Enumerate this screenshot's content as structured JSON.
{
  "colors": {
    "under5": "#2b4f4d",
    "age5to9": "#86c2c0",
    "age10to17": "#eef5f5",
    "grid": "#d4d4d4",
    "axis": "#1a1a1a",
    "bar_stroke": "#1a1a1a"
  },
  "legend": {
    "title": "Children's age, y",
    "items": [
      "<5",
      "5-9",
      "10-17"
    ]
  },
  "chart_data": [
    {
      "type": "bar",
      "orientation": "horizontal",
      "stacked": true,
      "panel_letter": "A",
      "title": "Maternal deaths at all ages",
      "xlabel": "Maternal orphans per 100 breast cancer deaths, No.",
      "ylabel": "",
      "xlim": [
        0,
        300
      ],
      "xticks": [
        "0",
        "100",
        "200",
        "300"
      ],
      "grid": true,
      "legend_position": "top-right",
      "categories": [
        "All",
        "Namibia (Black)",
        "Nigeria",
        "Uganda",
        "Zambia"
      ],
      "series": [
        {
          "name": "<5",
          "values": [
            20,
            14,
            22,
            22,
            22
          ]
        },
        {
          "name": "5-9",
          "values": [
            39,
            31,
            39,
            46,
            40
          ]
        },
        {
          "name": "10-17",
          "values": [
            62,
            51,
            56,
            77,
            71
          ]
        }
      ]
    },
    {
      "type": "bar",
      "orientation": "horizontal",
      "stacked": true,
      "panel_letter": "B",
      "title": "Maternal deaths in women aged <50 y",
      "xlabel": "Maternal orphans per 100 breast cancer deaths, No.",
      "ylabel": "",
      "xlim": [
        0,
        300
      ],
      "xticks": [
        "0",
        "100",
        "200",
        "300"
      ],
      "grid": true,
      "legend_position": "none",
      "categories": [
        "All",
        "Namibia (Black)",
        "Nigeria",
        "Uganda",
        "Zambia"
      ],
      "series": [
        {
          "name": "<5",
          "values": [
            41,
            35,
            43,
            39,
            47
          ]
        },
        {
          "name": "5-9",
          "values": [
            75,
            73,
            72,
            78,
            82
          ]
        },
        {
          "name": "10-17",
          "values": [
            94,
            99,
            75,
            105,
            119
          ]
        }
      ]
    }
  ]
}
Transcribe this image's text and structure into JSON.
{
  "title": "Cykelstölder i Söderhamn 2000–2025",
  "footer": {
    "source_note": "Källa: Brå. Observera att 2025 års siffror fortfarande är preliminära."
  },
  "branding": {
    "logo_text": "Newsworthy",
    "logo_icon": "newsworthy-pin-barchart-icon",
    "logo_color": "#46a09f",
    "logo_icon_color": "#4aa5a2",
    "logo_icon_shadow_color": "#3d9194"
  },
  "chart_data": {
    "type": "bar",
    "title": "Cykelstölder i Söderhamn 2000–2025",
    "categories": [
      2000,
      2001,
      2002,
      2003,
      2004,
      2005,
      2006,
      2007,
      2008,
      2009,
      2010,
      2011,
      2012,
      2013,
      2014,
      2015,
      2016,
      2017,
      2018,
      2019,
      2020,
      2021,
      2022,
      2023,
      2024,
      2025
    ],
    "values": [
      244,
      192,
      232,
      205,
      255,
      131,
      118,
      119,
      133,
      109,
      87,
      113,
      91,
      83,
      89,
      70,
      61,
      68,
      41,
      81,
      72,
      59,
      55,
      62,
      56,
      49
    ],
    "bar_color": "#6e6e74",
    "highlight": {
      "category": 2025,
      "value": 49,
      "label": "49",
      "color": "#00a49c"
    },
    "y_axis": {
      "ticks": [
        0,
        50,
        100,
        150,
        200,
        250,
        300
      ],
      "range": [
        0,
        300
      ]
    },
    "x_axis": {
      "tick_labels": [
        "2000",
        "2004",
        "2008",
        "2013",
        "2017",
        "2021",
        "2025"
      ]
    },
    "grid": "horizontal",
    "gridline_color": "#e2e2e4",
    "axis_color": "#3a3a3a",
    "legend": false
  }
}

> **WHAT TO WORK ON**
Transcribe all of the entries without altering anything.

> **REPLY**
Enumerate this screenshot's content as structured JSON.
{
  "colors": {
    "under5": "#2b4f4d",
    "age5to9": "#86c2c0",
    "age10to17": "#eef5f5",
    "grid": "#d4d4d4",
    "axis": "#1a1a1a",
    "bar_stroke": "#1a1a1a"
  },
  "legend": {
    "title": "Children's age, y",
    "items": [
      "<5",
      "5-9",
      "10-17"
    ]
  },
  "chart_data": [
    {
      "type": "bar",
      "orientation": "horizontal",
      "stacked": true,
      "panel_letter": "A",
      "title": "Maternal deaths at all ages",
      "xlabel": "Maternal orphans per 100 breast cancer deaths, No.",
      "ylabel": "",
      "xlim": [
        0,
        300
      ],
      "xticks": [
        "0",
        "100",
        "200",
        "300"
      ],
      "grid": true,
      "legend_position": "top-right",
      "categories": [
        "All",
        "Namibia (Black)",
        "Nigeria",
        "Uganda",
        "Zambia"
      ],
      "series": [
        {
          "name": "<5",
          "values": [
            20,
            14,
            22,
            22,
            22
          ]
        },
        {
          "name": "5-9",
          "values": [
            39,
            31,
            39,
            46,
            40
          ]
        },
        {
          "name": "10-17",
          "values": [
            62,
            51,
            56,
            77,
            71
          ]
        }
      ]
    },
    {
      "type": "bar",
      "orientation": "horizontal",
      "stacked": true,
      "panel_letter": "B",
      "title": "Maternal deaths in women aged <50 y",
      "xlabel": "Maternal orphans per 100 breast cancer deaths, No.",
      "ylabel": "",
      "xlim": [
        0,
        300
      ],
      "xticks": [
        "0",
        "100",
        "200",
        "300"
      ],
      "grid": true,
      "legend_position": "none",
      "categories": [
        "All",
        "Namibia (Black)",
        "Nigeria",
        "Uganda",
        "Zambia"
      ],
      "series": [
        {
          "name": "<5",
          "values": [
            41,
            35,
            43,
            39,
            47
          ]
        },
        {
          "name": "5-9",
          "values": [
            75,
            73,
            72,
            78,
            82
          ]
        },
        {
          "name": "10-17",
          "values": [
            94,
            99,
            75,
            105,
            119
          ]
        }
      ]
    }
  ]
}
Transcribe this image's text and structure into JSON.
{
  "title": "Cykelstölder i Söderhamn 2000–2025",
  "footer": {
    "source_note": "Källa: Brå. Observera att 2025 års siffror fortfarande är preliminära."
  },
  "branding": {
    "logo_text": "Newsworthy",
    "logo_icon": "newsworthy-pin-barchart-icon",
    "logo_color": "#46a09f",
    "logo_icon_color": "#4aa5a2",
    "logo_icon_shadow_color": "#3d9194"
  },
  "chart_data": {
    "type": "bar",
    "title": "Cykelstölder i Söderhamn 2000–2025",
    "categories": [
      2000,
      2001,
      2002,
      2003,
      2004,
      2005,
      2006,
      2007,
      2008,
      2009,
      2010,
      2011,
      2012,
      2013,
      2014,
      2015,
      2016,
      2017,
      2018,
      2019,
      2020,
      2021,
      2022,
      2023,
      2024,
      2025
    ],
    "values": [
      244,
      192,
      232,
      205,
      255,
      131,
      118,
      119,
      133,
      109,
      87,
      113,
      91,
      83,
      89,
      70,
      61,
      68,
      41,
      81,
      72,
      59,
      55,
      62,
      56,
      49
    ],
    "bar_color": "#6e6e74",
    "highlight": {
      "category": 2025,
      "value": 49,
      "label": "49",
      "color": "#00a49c"
    },
    "y_axis": {
      "ticks": [
        0,
        50,
        100,
        150,
        200,
        250,
        300
      ],
      "range": [
        0,
        300
      ]
    },
    "x_axis": {
      "tick_labels": [
        "2000",
        "2004",
        "2008",
        "2013",
        "2017",
        "2021",
        "2025"
      ]
    },
    "grid": "horizontal",
    "gridline_color": "#e2e2e4",
    "axis_color": "#3a3a3a",
    "legend": false
  }
}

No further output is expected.